Excerpt from a dataset:
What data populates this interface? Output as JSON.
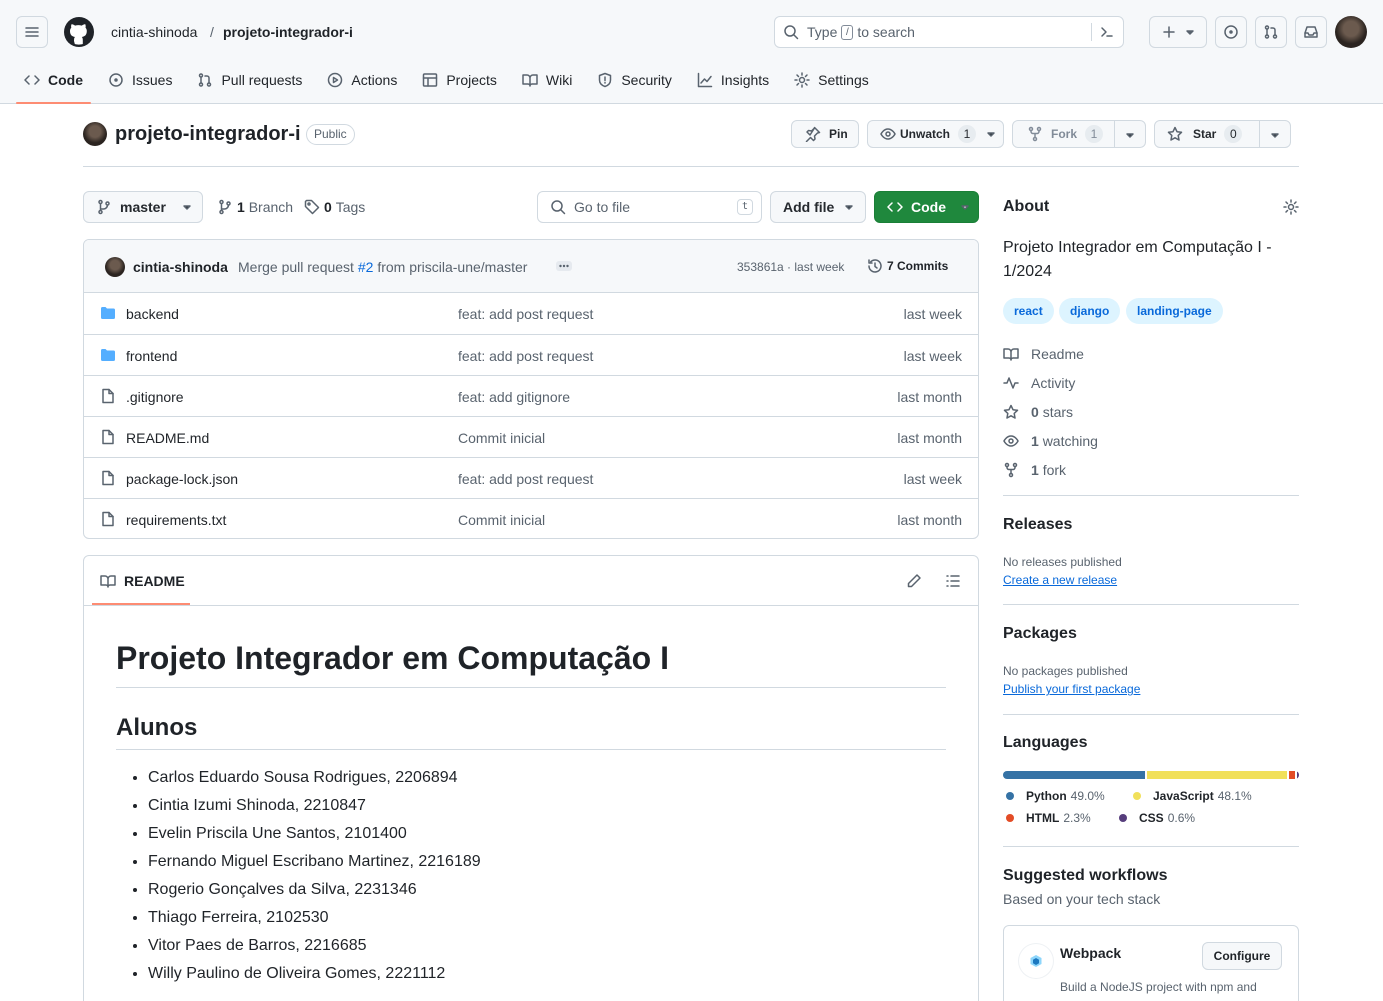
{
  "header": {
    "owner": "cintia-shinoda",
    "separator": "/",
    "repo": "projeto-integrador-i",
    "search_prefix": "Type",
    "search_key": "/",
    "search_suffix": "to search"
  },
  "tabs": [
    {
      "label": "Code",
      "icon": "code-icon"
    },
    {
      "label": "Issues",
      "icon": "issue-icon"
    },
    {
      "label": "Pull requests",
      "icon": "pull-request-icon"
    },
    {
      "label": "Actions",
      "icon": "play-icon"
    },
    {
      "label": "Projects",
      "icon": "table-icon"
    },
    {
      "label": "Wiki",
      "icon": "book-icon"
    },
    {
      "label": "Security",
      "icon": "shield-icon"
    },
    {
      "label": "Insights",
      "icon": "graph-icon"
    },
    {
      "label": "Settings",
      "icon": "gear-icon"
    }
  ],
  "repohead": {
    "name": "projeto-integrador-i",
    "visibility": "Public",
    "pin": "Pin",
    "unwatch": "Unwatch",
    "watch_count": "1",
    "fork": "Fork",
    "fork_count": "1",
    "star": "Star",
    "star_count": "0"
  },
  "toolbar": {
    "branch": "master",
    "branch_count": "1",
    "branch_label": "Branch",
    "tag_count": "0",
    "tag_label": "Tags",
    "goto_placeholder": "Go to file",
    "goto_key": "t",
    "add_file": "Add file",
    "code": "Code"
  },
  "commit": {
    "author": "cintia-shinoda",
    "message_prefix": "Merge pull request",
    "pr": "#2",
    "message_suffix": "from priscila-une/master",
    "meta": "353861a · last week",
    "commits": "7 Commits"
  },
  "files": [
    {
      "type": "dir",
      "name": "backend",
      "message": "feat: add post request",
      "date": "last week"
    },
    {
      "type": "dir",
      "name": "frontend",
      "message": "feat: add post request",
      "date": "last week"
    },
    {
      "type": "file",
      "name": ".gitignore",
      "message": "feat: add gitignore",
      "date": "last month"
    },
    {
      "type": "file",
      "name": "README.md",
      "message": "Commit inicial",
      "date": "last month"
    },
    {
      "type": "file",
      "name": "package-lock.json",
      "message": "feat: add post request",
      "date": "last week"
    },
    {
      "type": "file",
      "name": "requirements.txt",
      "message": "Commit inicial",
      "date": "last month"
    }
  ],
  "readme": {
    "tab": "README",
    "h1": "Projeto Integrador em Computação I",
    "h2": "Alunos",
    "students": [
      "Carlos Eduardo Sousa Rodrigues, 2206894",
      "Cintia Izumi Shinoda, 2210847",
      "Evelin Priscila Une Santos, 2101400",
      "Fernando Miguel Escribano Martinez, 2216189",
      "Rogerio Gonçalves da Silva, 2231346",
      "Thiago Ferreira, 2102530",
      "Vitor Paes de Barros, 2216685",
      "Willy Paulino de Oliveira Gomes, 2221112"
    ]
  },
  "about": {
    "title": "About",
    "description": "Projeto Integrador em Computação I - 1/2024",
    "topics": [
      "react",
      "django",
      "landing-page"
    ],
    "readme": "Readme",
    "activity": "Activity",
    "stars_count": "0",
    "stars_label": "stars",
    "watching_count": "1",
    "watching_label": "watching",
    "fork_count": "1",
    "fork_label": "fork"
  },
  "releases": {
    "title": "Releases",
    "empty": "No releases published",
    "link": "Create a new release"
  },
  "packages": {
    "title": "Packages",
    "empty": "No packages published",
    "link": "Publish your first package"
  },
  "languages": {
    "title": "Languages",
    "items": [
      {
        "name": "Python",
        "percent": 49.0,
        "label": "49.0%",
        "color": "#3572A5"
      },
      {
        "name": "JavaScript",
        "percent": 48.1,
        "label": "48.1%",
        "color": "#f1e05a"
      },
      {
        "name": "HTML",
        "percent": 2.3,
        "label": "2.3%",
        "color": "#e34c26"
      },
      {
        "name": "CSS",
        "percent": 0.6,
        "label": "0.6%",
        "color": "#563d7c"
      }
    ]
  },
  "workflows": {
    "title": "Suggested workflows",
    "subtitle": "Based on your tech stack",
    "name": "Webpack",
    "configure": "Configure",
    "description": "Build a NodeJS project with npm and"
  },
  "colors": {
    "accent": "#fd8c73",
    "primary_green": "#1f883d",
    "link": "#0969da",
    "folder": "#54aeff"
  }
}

Problem requirements: Extract all lines from the data in which "percent" is found.

Final result:
        "percent": 49.0,
        "percent": 48.1,
        "percent": 2.3,
        "percent": 0.6,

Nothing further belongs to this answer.